* Exercise:
Exactly as they appear, output all of the records. Skip any images.

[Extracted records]
— Start —

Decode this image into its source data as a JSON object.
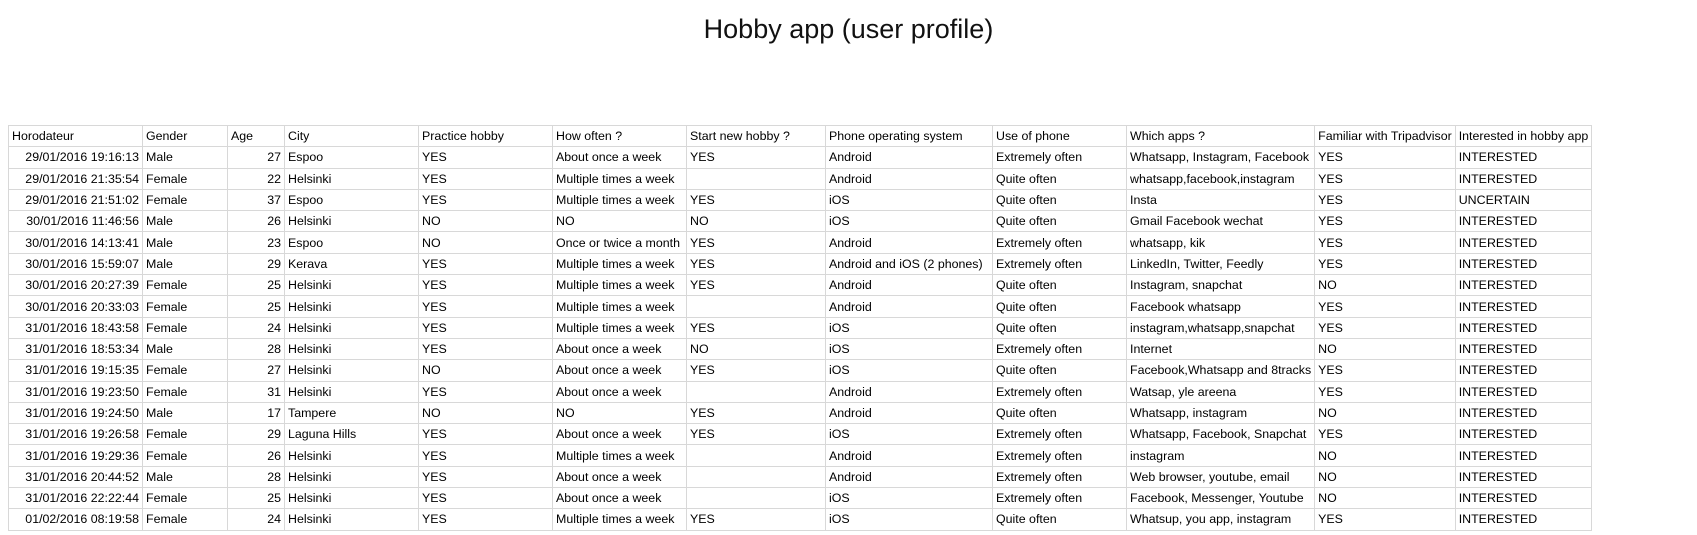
{
  "title": "Hobby app (user profile)",
  "columns": [
    "Horodateur",
    "Gender",
    "Age",
    "City",
    "Practice hobby",
    "How often ?",
    "Start new hobby ?",
    "Phone operating system",
    "Use of phone",
    "Which apps ?",
    "Familiar with Tripadvisor",
    "Interested in hobby app"
  ],
  "rows": [
    [
      "29/01/2016 19:16:13",
      "Male",
      "27",
      "Espoo",
      "YES",
      "About once a week",
      "YES",
      "Android",
      "Extremely often",
      "Whatsapp, Instagram, Facebook",
      "YES",
      "INTERESTED"
    ],
    [
      "29/01/2016 21:35:54",
      "Female",
      "22",
      "Helsinki",
      "YES",
      "Multiple times a week",
      "",
      "Android",
      "Quite often",
      "whatsapp,facebook,instagram",
      "YES",
      "INTERESTED"
    ],
    [
      "29/01/2016 21:51:02",
      "Female",
      "37",
      "Espoo",
      "YES",
      "Multiple times a week",
      "YES",
      "iOS",
      "Quite often",
      "Insta",
      "YES",
      "UNCERTAIN"
    ],
    [
      "30/01/2016 11:46:56",
      "Male",
      "26",
      "Helsinki",
      "NO",
      "NO",
      "NO",
      "iOS",
      "Quite often",
      "Gmail Facebook wechat",
      "YES",
      "INTERESTED"
    ],
    [
      "30/01/2016 14:13:41",
      "Male",
      "23",
      "Espoo",
      "NO",
      "Once or twice a month",
      "YES",
      "Android",
      "Extremely often",
      "whatsapp, kik",
      "YES",
      "INTERESTED"
    ],
    [
      "30/01/2016 15:59:07",
      "Male",
      "29",
      "Kerava",
      "YES",
      "Multiple times a week",
      "YES",
      "Android and iOS (2 phones)",
      "Extremely often",
      "LinkedIn, Twitter, Feedly",
      "YES",
      "INTERESTED"
    ],
    [
      "30/01/2016 20:27:39",
      "Female",
      "25",
      "Helsinki",
      "YES",
      "Multiple times a week",
      "YES",
      "Android",
      "Quite often",
      "Instagram, snapchat",
      "NO",
      "INTERESTED"
    ],
    [
      "30/01/2016 20:33:03",
      "Female",
      "25",
      "Helsinki",
      "YES",
      "Multiple times a week",
      "",
      "Android",
      "Quite often",
      "Facebook whatsapp",
      "YES",
      "INTERESTED"
    ],
    [
      "31/01/2016 18:43:58",
      "Female",
      "24",
      "Helsinki",
      "YES",
      "Multiple times a week",
      "YES",
      "iOS",
      "Quite often",
      "instagram,whatsapp,snapchat",
      "YES",
      "INTERESTED"
    ],
    [
      "31/01/2016 18:53:34",
      "Male",
      "28",
      "Helsinki",
      "YES",
      "About once a week",
      "NO",
      "iOS",
      "Extremely often",
      "Internet",
      "NO",
      "INTERESTED"
    ],
    [
      "31/01/2016 19:15:35",
      "Female",
      "27",
      "Helsinki",
      "NO",
      "About once a week",
      "YES",
      "iOS",
      "Quite often",
      "Facebook,Whatsapp and 8tracks",
      "YES",
      "INTERESTED"
    ],
    [
      "31/01/2016 19:23:50",
      "Female",
      "31",
      "Helsinki",
      "YES",
      "About once a week",
      "",
      "Android",
      "Extremely often",
      "Watsap, yle areena",
      "YES",
      "INTERESTED"
    ],
    [
      "31/01/2016 19:24:50",
      "Male",
      "17",
      "Tampere",
      "NO",
      "NO",
      "YES",
      "Android",
      "Quite often",
      "Whatsapp, instagram",
      "NO",
      "INTERESTED"
    ],
    [
      "31/01/2016 19:26:58",
      "Female",
      "29",
      "Laguna Hills",
      "YES",
      "About once a week",
      "YES",
      "iOS",
      "Extremely often",
      "Whatsapp, Facebook, Snapchat",
      "YES",
      "INTERESTED"
    ],
    [
      "31/01/2016 19:29:36",
      "Female",
      "26",
      "Helsinki",
      "YES",
      "Multiple times a week",
      "",
      "Android",
      "Extremely often",
      "instagram",
      "NO",
      "INTERESTED"
    ],
    [
      "31/01/2016 20:44:52",
      "Male",
      "28",
      "Helsinki",
      "YES",
      "About once a week",
      "",
      "Android",
      "Extremely often",
      "Web browser, youtube, email",
      "NO",
      "INTERESTED"
    ],
    [
      "31/01/2016 22:22:44",
      "Female",
      "25",
      "Helsinki",
      "YES",
      "About once a week",
      "",
      "iOS",
      "Extremely often",
      "Facebook, Messenger, Youtube",
      "NO",
      "INTERESTED"
    ],
    [
      "01/02/2016 08:19:58",
      "Female",
      "24",
      "Helsinki",
      "YES",
      "Multiple times a week",
      "YES",
      "iOS",
      "Quite often",
      "Whatsup, you app, instagram",
      "YES",
      "INTERESTED"
    ]
  ]
}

— End —

* Solution for this problem:
Decode this image into its source data as a JSON object.
{
  "title": "Hobby app (user profile)",
  "columns": [
    "Horodateur",
    "Gender",
    "Age",
    "City",
    "Practice hobby",
    "How often ?",
    "Start new hobby ?",
    "Phone operating system",
    "Use of phone",
    "Which apps ?",
    "Familiar with Tripadvisor",
    "Interested in hobby app"
  ],
  "rows": [
    [
      "29/01/2016 19:16:13",
      "Male",
      "27",
      "Espoo",
      "YES",
      "About once a week",
      "YES",
      "Android",
      "Extremely often",
      "Whatsapp, Instagram, Facebook",
      "YES",
      "INTERESTED"
    ],
    [
      "29/01/2016 21:35:54",
      "Female",
      "22",
      "Helsinki",
      "YES",
      "Multiple times a week",
      "",
      "Android",
      "Quite often",
      "whatsapp,facebook,instagram",
      "YES",
      "INTERESTED"
    ],
    [
      "29/01/2016 21:51:02",
      "Female",
      "37",
      "Espoo",
      "YES",
      "Multiple times a week",
      "YES",
      "iOS",
      "Quite often",
      "Insta",
      "YES",
      "UNCERTAIN"
    ],
    [
      "30/01/2016 11:46:56",
      "Male",
      "26",
      "Helsinki",
      "NO",
      "NO",
      "NO",
      "iOS",
      "Quite often",
      "Gmail Facebook wechat",
      "YES",
      "INTERESTED"
    ],
    [
      "30/01/2016 14:13:41",
      "Male",
      "23",
      "Espoo",
      "NO",
      "Once or twice a month",
      "YES",
      "Android",
      "Extremely often",
      "whatsapp, kik",
      "YES",
      "INTERESTED"
    ],
    [
      "30/01/2016 15:59:07",
      "Male",
      "29",
      "Kerava",
      "YES",
      "Multiple times a week",
      "YES",
      "Android and iOS (2 phones)",
      "Extremely often",
      "LinkedIn, Twitter, Feedly",
      "YES",
      "INTERESTED"
    ],
    [
      "30/01/2016 20:27:39",
      "Female",
      "25",
      "Helsinki",
      "YES",
      "Multiple times a week",
      "YES",
      "Android",
      "Quite often",
      "Instagram, snapchat",
      "NO",
      "INTERESTED"
    ],
    [
      "30/01/2016 20:33:03",
      "Female",
      "25",
      "Helsinki",
      "YES",
      "Multiple times a week",
      "",
      "Android",
      "Quite often",
      "Facebook whatsapp",
      "YES",
      "INTERESTED"
    ],
    [
      "31/01/2016 18:43:58",
      "Female",
      "24",
      "Helsinki",
      "YES",
      "Multiple times a week",
      "YES",
      "iOS",
      "Quite often",
      "instagram,whatsapp,snapchat",
      "YES",
      "INTERESTED"
    ],
    [
      "31/01/2016 18:53:34",
      "Male",
      "28",
      "Helsinki",
      "YES",
      "About once a week",
      "NO",
      "iOS",
      "Extremely often",
      "Internet",
      "NO",
      "INTERESTED"
    ],
    [
      "31/01/2016 19:15:35",
      "Female",
      "27",
      "Helsinki",
      "NO",
      "About once a week",
      "YES",
      "iOS",
      "Quite often",
      "Facebook,Whatsapp and 8tracks",
      "YES",
      "INTERESTED"
    ],
    [
      "31/01/2016 19:23:50",
      "Female",
      "31",
      "Helsinki",
      "YES",
      "About once a week",
      "",
      "Android",
      "Extremely often",
      "Watsap, yle areena",
      "YES",
      "INTERESTED"
    ],
    [
      "31/01/2016 19:24:50",
      "Male",
      "17",
      "Tampere",
      "NO",
      "NO",
      "YES",
      "Android",
      "Quite often",
      "Whatsapp, instagram",
      "NO",
      "INTERESTED"
    ],
    [
      "31/01/2016 19:26:58",
      "Female",
      "29",
      "Laguna Hills",
      "YES",
      "About once a week",
      "YES",
      "iOS",
      "Extremely often",
      "Whatsapp, Facebook, Snapchat",
      "YES",
      "INTERESTED"
    ],
    [
      "31/01/2016 19:29:36",
      "Female",
      "26",
      "Helsinki",
      "YES",
      "Multiple times a week",
      "",
      "Android",
      "Extremely often",
      "instagram",
      "NO",
      "INTERESTED"
    ],
    [
      "31/01/2016 20:44:52",
      "Male",
      "28",
      "Helsinki",
      "YES",
      "About once a week",
      "",
      "Android",
      "Extremely often",
      "Web browser, youtube, email",
      "NO",
      "INTERESTED"
    ],
    [
      "31/01/2016 22:22:44",
      "Female",
      "25",
      "Helsinki",
      "YES",
      "About once a week",
      "",
      "iOS",
      "Extremely often",
      "Facebook, Messenger, Youtube",
      "NO",
      "INTERESTED"
    ],
    [
      "01/02/2016 08:19:58",
      "Female",
      "24",
      "Helsinki",
      "YES",
      "Multiple times a week",
      "YES",
      "iOS",
      "Quite often",
      "Whatsup, you app, instagram",
      "YES",
      "INTERESTED"
    ]
  ]
}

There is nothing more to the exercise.